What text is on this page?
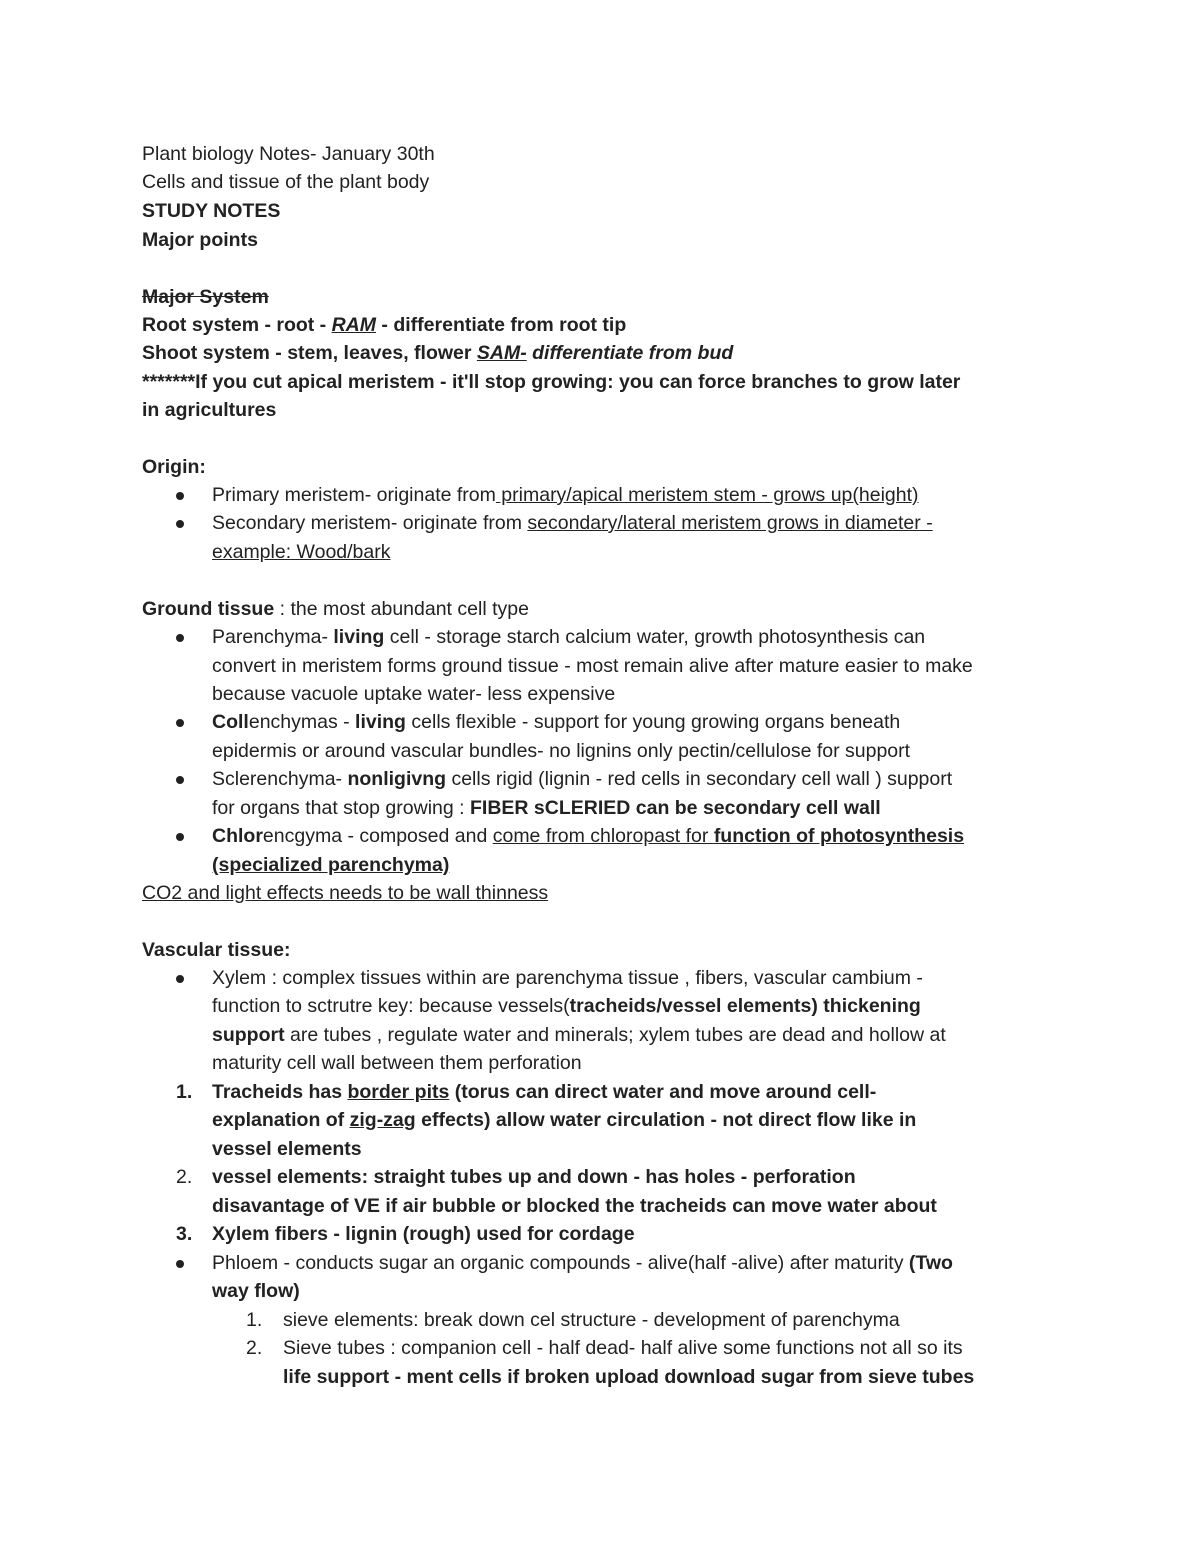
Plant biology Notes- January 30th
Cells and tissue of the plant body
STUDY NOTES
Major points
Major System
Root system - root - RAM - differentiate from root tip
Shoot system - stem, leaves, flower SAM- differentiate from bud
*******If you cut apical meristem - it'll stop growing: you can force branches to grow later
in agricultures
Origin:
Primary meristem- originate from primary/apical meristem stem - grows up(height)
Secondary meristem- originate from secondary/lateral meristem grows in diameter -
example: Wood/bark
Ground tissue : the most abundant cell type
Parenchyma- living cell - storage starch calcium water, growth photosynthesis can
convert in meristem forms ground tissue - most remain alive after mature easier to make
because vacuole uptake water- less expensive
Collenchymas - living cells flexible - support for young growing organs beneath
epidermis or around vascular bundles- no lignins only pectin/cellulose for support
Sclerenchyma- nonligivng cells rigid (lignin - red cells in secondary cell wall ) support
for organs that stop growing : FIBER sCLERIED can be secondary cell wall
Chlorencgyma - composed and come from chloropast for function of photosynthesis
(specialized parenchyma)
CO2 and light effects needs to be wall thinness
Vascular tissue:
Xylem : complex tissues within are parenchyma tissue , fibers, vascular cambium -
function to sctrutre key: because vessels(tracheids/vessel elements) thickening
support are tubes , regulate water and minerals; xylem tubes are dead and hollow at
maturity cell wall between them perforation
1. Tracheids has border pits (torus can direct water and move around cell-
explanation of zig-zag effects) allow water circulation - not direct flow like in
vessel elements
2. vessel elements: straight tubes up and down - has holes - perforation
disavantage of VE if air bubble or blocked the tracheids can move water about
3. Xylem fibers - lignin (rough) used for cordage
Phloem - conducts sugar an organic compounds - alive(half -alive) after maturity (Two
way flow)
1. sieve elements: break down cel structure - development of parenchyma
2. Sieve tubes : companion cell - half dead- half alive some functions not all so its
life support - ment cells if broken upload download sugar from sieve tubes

---

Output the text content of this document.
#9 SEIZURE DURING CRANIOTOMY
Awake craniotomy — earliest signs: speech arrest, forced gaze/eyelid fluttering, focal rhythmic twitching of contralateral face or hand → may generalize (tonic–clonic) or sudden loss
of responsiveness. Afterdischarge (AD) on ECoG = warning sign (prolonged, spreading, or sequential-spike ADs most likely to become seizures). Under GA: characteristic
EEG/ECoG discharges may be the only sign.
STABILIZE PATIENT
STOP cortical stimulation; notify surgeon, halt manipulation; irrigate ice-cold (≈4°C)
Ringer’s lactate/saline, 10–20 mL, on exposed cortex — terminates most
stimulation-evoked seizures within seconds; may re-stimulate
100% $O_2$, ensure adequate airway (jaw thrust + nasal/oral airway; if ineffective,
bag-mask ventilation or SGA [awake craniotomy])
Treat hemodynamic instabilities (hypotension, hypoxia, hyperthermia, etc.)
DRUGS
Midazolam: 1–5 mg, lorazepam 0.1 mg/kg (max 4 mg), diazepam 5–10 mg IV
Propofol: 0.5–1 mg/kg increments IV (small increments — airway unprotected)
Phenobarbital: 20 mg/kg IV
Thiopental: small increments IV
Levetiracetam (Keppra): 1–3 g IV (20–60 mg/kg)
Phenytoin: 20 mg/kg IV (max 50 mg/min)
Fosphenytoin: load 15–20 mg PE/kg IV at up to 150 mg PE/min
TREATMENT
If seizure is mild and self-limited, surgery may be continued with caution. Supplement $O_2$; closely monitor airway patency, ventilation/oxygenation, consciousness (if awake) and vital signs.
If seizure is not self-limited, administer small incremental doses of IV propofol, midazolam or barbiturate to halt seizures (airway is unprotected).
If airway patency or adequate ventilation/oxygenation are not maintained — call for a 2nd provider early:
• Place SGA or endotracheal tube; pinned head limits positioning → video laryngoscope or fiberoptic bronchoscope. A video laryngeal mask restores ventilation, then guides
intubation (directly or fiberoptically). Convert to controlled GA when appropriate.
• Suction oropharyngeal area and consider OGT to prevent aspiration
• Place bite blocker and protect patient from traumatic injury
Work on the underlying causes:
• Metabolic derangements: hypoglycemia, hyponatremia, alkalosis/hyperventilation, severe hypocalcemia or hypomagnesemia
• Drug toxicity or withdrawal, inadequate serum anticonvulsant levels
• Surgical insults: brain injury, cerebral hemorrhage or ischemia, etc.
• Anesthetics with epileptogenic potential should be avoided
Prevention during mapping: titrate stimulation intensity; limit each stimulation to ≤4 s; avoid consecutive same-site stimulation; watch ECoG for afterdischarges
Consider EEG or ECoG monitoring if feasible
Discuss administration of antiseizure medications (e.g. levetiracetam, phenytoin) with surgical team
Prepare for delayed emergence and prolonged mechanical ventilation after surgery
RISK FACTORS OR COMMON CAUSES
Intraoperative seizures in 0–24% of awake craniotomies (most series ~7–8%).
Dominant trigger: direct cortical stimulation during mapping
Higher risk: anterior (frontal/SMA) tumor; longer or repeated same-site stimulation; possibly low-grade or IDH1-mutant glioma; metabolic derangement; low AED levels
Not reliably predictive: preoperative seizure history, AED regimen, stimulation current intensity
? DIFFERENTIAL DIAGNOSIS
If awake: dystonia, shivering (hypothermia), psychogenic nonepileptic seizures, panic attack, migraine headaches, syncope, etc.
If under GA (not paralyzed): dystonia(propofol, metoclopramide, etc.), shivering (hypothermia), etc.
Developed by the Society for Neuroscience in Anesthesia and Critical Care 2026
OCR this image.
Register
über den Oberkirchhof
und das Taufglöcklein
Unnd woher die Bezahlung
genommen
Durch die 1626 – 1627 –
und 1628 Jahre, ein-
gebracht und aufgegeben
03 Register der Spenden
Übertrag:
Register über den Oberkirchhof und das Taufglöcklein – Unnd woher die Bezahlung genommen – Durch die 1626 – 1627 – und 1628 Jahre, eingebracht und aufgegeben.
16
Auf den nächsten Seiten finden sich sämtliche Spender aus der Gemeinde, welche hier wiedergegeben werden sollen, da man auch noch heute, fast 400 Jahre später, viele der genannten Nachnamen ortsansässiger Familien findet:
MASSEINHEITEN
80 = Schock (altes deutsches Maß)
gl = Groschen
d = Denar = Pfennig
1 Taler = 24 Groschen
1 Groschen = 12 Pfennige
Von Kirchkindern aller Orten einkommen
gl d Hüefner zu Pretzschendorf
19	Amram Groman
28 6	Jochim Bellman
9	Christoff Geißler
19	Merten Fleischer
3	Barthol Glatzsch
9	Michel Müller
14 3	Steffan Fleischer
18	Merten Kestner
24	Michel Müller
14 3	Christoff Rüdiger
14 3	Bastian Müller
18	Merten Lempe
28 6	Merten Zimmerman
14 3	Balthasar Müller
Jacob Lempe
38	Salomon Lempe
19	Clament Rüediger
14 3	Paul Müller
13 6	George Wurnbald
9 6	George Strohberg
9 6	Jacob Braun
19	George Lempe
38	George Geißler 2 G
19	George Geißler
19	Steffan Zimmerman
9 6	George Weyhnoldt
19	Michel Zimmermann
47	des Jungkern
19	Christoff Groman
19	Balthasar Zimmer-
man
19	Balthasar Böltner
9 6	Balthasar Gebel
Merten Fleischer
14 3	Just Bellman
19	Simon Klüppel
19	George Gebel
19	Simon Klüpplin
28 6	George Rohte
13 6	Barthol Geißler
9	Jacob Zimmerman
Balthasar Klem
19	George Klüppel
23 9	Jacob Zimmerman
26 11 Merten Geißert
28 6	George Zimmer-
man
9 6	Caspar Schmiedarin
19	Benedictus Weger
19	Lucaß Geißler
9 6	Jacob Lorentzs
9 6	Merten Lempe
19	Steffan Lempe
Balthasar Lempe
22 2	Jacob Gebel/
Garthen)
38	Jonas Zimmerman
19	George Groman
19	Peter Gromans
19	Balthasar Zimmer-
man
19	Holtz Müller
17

---

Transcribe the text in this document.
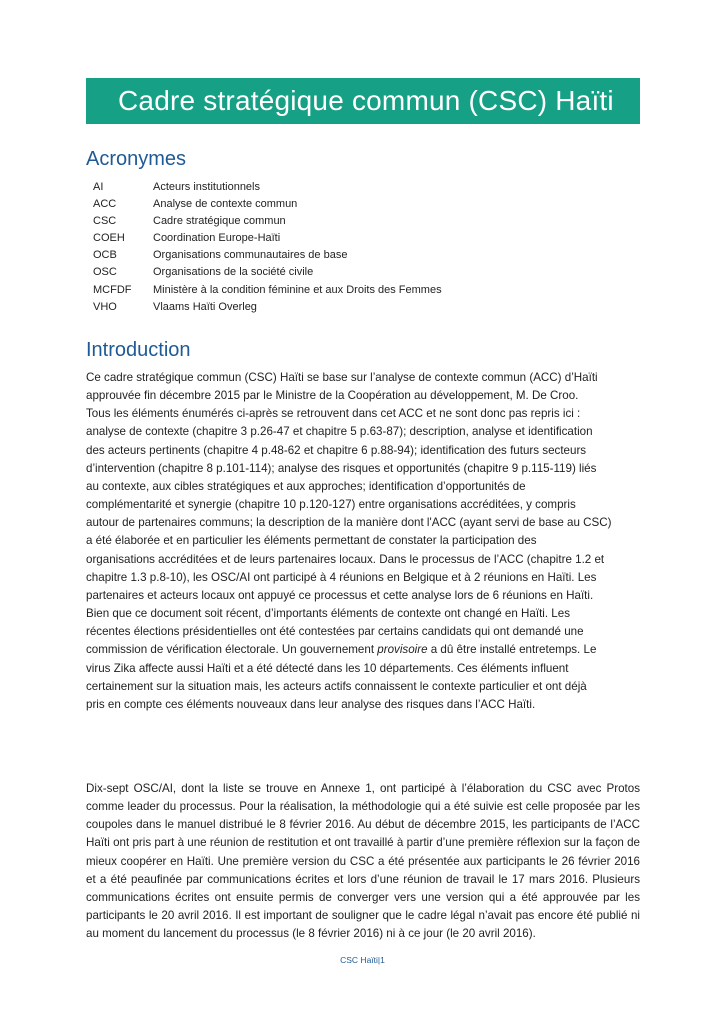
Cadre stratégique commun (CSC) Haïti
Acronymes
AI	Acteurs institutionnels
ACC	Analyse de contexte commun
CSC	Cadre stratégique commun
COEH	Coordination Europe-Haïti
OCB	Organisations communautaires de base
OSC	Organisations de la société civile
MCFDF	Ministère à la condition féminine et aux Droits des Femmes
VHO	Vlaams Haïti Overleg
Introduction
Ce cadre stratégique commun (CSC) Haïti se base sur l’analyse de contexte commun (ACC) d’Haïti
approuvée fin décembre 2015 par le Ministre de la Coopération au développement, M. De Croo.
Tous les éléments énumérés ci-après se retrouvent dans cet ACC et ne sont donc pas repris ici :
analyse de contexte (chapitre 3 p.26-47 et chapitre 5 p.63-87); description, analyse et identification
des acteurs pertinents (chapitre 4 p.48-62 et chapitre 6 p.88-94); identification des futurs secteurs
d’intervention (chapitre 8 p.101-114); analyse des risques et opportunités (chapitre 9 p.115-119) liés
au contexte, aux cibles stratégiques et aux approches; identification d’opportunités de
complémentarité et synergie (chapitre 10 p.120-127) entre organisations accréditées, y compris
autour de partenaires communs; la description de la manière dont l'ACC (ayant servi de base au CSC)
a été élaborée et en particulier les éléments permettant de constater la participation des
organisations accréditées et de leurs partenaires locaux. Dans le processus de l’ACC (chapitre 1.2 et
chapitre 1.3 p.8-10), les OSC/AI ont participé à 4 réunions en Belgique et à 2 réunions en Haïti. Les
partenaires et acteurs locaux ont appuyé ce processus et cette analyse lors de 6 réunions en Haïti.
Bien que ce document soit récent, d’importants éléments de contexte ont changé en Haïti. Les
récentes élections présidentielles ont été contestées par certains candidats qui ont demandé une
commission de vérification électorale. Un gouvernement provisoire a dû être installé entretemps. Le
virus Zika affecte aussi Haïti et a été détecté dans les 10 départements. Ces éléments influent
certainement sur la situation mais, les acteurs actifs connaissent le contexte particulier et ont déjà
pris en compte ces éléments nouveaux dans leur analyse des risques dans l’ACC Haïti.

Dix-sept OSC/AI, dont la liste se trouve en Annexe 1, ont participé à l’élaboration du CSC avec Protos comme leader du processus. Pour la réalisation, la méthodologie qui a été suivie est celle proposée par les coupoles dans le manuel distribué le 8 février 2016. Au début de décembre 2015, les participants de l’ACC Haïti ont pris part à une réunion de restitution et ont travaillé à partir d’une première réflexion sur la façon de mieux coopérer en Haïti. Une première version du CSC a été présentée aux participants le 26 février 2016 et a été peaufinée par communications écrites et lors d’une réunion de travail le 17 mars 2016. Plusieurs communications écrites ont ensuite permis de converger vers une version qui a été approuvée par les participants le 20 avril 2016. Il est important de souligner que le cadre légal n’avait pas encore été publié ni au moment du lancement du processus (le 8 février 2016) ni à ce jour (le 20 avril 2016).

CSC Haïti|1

THE TASK ->
Out of the entries, pull every line that mentions "living".

OUTPUT ->
Parenchyma- living cell - storage starch calcium water, growth photosynthesis can
Collenchymas - living cells flexible - support for young growing organs beneath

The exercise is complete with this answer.